Data records
⁂

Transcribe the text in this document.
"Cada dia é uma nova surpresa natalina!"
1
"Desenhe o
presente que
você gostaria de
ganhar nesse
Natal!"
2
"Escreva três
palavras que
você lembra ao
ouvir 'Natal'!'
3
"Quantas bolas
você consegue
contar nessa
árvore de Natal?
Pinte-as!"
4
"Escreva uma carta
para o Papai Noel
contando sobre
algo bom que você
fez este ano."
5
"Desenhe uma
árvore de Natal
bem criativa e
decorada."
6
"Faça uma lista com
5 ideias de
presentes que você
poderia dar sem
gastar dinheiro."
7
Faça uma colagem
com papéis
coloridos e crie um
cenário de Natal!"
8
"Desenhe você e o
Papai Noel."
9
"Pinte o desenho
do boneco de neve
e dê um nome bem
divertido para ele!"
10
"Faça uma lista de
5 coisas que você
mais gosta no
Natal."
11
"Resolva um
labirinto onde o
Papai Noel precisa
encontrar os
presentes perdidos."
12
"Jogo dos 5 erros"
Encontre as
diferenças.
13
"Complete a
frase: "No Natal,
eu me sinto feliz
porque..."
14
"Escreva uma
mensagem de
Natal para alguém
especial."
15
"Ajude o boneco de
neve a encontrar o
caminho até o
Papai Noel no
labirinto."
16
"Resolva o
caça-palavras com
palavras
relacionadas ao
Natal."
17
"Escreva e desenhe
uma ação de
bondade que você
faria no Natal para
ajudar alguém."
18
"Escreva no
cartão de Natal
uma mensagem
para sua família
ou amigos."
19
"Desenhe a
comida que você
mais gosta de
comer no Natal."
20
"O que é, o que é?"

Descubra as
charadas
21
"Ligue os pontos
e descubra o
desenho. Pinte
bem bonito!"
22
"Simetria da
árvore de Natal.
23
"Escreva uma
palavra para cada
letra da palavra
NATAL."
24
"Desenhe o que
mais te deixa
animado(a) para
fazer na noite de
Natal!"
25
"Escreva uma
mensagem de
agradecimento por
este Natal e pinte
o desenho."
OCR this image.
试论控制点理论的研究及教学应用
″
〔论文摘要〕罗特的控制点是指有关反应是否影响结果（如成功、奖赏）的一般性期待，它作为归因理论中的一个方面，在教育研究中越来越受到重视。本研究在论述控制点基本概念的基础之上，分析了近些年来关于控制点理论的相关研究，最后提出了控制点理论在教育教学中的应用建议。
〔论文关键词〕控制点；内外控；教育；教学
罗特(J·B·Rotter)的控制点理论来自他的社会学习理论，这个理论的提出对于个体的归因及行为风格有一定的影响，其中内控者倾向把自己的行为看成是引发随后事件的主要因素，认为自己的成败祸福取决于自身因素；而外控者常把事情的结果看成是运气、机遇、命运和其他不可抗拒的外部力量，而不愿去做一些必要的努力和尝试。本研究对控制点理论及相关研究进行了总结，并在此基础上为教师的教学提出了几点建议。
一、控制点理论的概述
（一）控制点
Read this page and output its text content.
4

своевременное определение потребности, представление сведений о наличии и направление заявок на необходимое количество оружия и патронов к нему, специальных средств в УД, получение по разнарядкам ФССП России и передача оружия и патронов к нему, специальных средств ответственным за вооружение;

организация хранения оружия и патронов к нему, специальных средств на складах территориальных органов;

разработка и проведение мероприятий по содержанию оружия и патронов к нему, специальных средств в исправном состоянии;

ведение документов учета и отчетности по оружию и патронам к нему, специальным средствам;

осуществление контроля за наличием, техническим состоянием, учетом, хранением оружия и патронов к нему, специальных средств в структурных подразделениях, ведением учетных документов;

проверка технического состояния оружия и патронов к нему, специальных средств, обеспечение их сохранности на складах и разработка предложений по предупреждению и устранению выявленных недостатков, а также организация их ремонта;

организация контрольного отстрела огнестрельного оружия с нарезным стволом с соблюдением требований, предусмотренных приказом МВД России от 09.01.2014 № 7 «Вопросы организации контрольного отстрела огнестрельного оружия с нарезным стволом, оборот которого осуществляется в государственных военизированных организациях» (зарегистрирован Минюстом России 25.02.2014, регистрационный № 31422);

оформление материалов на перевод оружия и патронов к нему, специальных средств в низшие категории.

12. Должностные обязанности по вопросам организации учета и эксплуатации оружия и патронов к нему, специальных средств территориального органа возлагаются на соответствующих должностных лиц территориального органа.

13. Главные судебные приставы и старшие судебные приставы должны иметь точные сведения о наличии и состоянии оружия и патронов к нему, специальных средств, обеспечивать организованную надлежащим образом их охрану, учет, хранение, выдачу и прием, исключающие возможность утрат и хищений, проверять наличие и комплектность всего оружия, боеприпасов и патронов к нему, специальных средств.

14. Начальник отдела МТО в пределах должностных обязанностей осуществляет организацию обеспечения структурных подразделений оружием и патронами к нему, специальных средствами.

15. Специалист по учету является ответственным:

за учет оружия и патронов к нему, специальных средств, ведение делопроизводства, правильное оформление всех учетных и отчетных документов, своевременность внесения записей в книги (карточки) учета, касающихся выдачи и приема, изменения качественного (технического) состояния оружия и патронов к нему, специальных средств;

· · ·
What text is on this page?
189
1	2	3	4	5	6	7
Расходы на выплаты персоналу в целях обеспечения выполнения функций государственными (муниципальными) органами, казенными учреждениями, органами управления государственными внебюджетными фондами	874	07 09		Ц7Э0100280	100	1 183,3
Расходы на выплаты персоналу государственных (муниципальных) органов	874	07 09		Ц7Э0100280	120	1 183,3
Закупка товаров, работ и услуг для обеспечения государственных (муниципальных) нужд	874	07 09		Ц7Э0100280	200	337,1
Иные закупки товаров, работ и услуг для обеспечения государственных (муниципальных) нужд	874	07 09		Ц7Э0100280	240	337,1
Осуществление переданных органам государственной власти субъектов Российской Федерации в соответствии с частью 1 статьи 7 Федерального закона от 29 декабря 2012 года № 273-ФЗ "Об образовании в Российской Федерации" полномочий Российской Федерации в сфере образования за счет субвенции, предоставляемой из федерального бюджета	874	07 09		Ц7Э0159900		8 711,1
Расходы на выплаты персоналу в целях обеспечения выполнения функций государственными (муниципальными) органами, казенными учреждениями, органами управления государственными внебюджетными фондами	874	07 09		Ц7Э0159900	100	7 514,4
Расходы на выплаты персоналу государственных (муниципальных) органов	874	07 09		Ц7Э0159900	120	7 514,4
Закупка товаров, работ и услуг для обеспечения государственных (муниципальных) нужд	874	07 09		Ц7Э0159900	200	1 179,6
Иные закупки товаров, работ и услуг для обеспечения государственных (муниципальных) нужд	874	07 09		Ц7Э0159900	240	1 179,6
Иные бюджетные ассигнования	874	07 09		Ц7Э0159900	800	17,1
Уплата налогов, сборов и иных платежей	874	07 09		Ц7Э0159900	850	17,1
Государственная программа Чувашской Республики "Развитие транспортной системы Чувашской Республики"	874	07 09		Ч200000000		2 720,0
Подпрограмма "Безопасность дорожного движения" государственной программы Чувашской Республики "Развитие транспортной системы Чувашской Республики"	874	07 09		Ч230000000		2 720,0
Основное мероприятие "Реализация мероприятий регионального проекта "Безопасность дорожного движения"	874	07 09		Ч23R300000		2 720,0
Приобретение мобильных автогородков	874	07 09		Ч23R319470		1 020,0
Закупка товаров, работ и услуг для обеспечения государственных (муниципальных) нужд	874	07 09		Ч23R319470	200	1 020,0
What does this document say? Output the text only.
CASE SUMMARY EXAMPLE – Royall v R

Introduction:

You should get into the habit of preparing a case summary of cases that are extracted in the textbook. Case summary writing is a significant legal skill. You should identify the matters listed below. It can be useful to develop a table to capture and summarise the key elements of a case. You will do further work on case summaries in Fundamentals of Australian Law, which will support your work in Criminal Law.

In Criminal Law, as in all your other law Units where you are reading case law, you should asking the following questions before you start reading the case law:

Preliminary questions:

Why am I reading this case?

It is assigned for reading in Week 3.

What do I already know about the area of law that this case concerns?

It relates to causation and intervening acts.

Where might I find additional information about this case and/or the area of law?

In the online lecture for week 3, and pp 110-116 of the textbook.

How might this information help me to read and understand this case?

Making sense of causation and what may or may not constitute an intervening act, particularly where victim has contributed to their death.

⁂

### WHAT YOU HAVE TO DO
Copy only the stretch running from the line containing "What does this" to the final line of the entries, both ends included, exactly as it stands.

### EXERCISE RESULT
What does this document say? Output the text only.
CASE SUMMARY EXAMPLE – Royall v R

Introduction:

You should get into the habit of preparing a case summary of cases that are extracted in the textbook. Case summary writing is a significant legal skill. You should identify the matters listed below. It can be useful to develop a table to capture and summarise the key elements of a case. You will do further work on case summaries in Fundamentals of Australian Law, which will support your work in Criminal Law.

In Criminal Law, as in all your other law Units where you are reading case law, you should asking the following questions before you start reading the case law:

Preliminary questions:

Why am I reading this case?

It is assigned for reading in Week 3.

What do I already know about the area of law that this case concerns?

It relates to causation and intervening acts.

Where might I find additional information about this case and/or the area of law?

In the online lecture for week 3, and pp 110-116 of the textbook.

How might this information help me to read and understand this case?

Making sense of causation and what may or may not constitute an intervening act, particularly where victim has contributed to their death.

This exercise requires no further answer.